## Task description:
Look through the data below. Collect every line where the word "Burdette" occurs.

**********

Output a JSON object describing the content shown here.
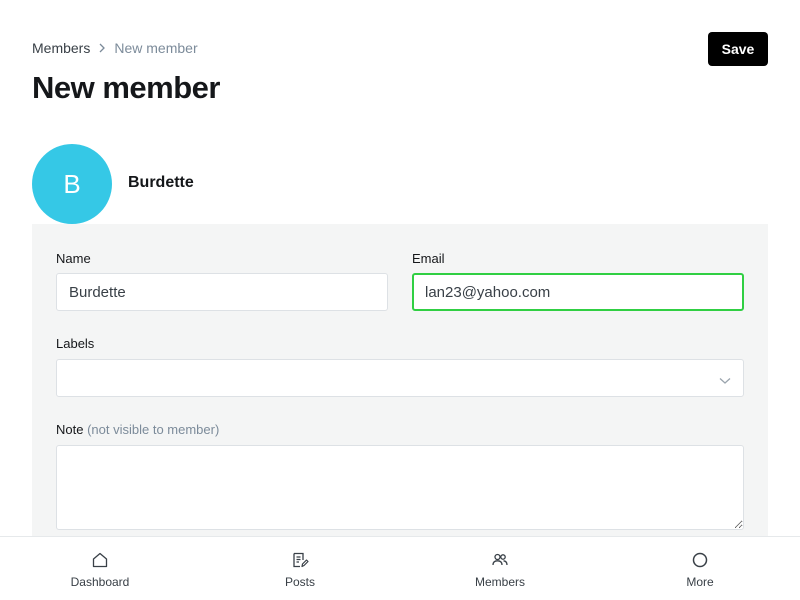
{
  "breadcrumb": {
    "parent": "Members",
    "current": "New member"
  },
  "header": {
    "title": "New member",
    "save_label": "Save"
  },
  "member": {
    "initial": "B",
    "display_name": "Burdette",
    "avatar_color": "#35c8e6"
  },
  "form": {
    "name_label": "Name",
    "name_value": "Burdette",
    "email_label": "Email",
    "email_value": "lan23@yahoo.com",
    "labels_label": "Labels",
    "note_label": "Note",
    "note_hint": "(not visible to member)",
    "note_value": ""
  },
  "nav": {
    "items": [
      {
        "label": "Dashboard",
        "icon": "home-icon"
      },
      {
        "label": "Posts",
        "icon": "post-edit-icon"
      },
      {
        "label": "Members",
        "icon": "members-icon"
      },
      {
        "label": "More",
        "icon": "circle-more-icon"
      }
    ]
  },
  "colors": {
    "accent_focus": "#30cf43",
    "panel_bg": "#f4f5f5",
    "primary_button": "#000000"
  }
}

**********

## Problem solution:
    "display_name": "Burdette",
    "name_value": "Burdette",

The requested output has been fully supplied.